_WRITTEN TASK_: From the listing below, extract every line containing "pubblicità".

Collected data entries
● ● ●

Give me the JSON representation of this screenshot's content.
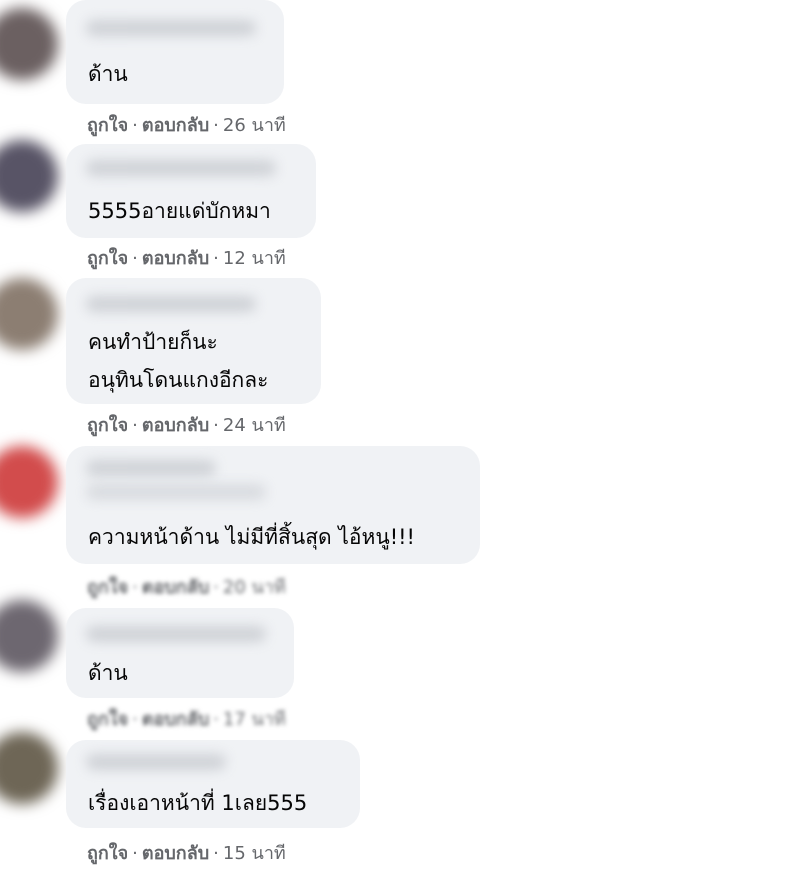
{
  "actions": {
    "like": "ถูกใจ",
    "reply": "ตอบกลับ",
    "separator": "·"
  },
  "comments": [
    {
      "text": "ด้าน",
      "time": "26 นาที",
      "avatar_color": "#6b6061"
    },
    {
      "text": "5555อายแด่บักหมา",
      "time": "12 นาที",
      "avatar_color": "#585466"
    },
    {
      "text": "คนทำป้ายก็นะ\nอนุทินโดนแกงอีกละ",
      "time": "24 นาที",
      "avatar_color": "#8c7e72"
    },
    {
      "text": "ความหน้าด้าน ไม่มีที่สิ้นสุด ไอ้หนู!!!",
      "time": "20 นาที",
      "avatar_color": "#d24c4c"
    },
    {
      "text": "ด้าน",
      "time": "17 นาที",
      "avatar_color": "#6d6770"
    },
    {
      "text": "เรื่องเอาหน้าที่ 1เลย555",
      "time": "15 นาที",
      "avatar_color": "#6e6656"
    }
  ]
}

● ● ●

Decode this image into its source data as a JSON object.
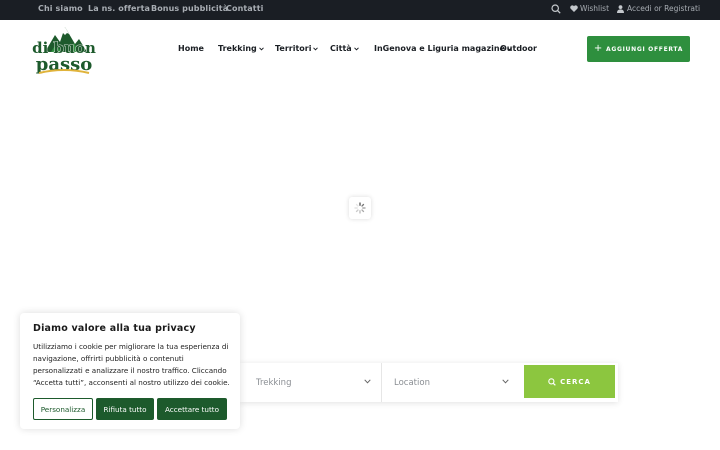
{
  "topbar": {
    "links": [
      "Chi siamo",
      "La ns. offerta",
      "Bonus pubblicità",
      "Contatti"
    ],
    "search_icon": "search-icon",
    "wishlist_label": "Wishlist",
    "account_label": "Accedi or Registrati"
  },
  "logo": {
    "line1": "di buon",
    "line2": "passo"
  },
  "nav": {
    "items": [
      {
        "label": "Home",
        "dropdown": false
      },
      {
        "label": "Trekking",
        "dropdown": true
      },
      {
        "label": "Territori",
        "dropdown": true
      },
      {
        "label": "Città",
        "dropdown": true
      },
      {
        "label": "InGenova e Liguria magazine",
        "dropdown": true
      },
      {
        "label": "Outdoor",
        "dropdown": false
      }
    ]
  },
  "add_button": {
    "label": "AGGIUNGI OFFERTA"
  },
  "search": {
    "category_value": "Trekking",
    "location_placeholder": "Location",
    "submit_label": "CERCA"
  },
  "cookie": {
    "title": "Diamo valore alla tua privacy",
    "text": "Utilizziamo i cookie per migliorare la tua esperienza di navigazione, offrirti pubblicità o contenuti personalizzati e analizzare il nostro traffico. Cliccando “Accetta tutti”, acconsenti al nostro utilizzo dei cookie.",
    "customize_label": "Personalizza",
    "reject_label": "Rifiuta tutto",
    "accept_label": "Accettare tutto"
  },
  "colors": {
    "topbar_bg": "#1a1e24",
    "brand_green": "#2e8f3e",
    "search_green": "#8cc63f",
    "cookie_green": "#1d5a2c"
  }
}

● ● ●

_WORKED ANSWER_:
      "Bonus pubblicità",
    "text": "Utilizziamo i cookie per migliorare la tua esperienza di navigazione, offrirti pubblicità o contenuti personalizzati e analizzare il nostro traffico. Cliccando “Accetta tutti”, acconsenti al nostro utilizzo dei cookie.",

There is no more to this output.